**Goal**
Copy out each line of the listing that has the word "Center" in it.
*** Supplied material ***
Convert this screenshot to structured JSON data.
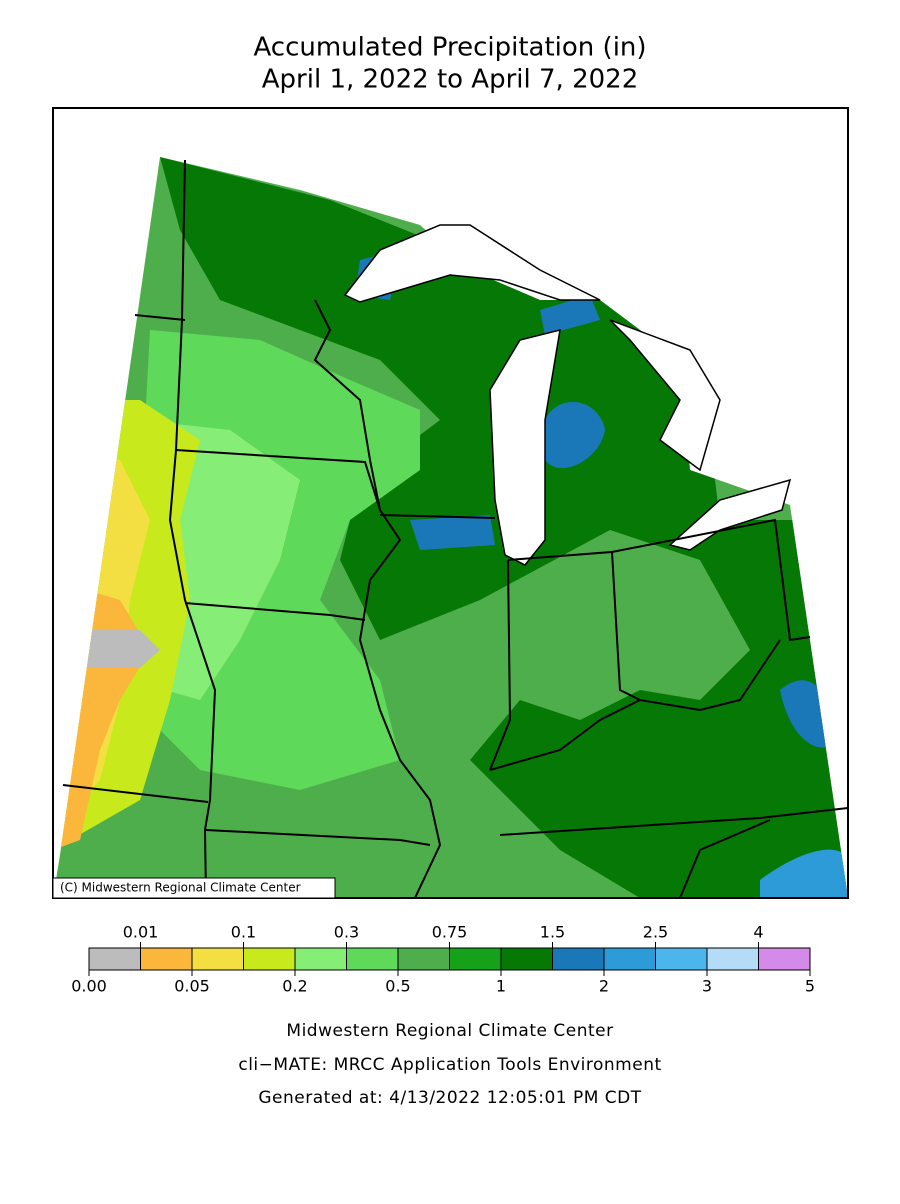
{
  "title": [
    "Accumulated Precipitation (in)",
    "April 1, 2022 to April 7, 2022"
  ],
  "map": {
    "credit": "(C) Midwestern Regional Climate Center"
  },
  "legend": {
    "ticks": [
      {
        "value": 0,
        "label": "0.00"
      },
      0.01,
      0.05,
      0.1,
      0.2,
      0.3,
      0.5,
      0.75,
      1,
      1.5,
      2,
      2.5,
      3,
      4,
      5
    ],
    "colors": [
      "#bcbcbc",
      "#fbb73c",
      "#f3df42",
      "#c8ea1c",
      "#86ee76",
      "#5fd95a",
      "#4fae4c",
      "#16a11a",
      "#067806",
      "#1b78b8",
      "#2d9bd8",
      "#4bb5ec",
      "#b5dcf7",
      "#d38ae8"
    ]
  },
  "footer": [
    "Midwestern Regional Climate Center",
    "cli−MATE: MRCC Application Tools Environment",
    "Generated at: 4/13/2022 12:05:01 PM CDT"
  ]
}
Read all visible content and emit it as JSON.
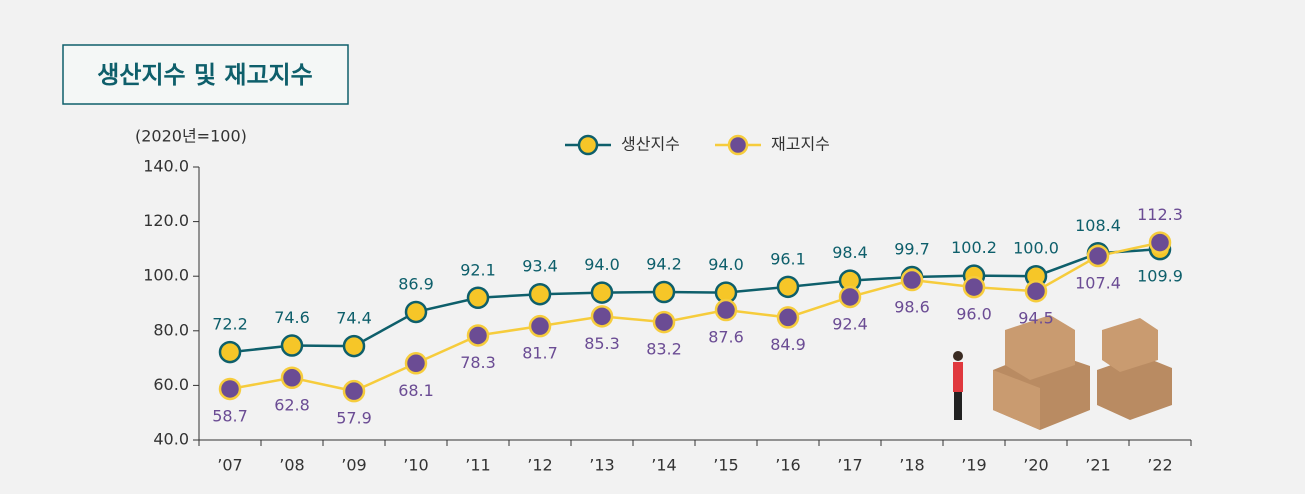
***
**The solution**
    "credit": "(C) Midwestern Regional Climate Center"
    "Midwestern Regional Climate Center",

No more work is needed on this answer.